** start EXERCISE INPUTS **
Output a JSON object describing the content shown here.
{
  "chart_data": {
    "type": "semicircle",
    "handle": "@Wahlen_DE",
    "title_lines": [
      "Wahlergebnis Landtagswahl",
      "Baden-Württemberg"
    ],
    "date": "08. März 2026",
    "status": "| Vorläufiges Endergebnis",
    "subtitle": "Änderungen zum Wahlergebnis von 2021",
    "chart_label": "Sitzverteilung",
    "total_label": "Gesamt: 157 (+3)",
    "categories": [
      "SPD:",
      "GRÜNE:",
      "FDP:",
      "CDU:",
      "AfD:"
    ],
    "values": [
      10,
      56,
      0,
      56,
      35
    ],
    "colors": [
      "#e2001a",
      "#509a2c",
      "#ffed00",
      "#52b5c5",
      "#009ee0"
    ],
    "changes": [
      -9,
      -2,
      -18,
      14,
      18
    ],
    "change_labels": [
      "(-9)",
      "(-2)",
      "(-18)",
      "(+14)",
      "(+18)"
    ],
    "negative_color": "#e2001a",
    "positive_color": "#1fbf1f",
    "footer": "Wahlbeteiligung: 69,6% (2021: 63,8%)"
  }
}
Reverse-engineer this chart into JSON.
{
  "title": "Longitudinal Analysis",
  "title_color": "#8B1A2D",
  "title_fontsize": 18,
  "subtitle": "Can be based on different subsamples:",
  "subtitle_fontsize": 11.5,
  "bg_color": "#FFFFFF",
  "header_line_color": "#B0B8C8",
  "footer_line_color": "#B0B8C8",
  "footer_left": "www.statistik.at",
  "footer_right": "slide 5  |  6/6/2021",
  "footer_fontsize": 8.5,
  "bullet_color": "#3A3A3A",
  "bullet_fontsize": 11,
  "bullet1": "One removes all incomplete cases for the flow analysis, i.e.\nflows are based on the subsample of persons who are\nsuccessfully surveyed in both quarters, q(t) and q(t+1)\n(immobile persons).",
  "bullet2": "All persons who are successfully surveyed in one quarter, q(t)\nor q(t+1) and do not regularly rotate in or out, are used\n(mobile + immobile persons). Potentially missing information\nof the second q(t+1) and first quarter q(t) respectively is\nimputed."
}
** end EXERCISE INPUTS **
PROBLEM REQUIREMENTS → From the entries above, list each line with "surveyed" in it.

RESPONSE →
  "bullet1": "One removes all incomplete cases for the flow analysis, i.e.\nflows are based on the subsample of persons who are\nsuccessfully surveyed in both quarters, q(t) and q(t+1)\n(immobile persons).",
  "bullet2": "All persons who are successfully surveyed in one quarter, q(t)\nor q(t+1) and do not regularly rotate in or out, are used\n(mobile + immobile persons). Potentially missing information\nof the second q(t+1) and first quarter q(t) respectively is\nimputed."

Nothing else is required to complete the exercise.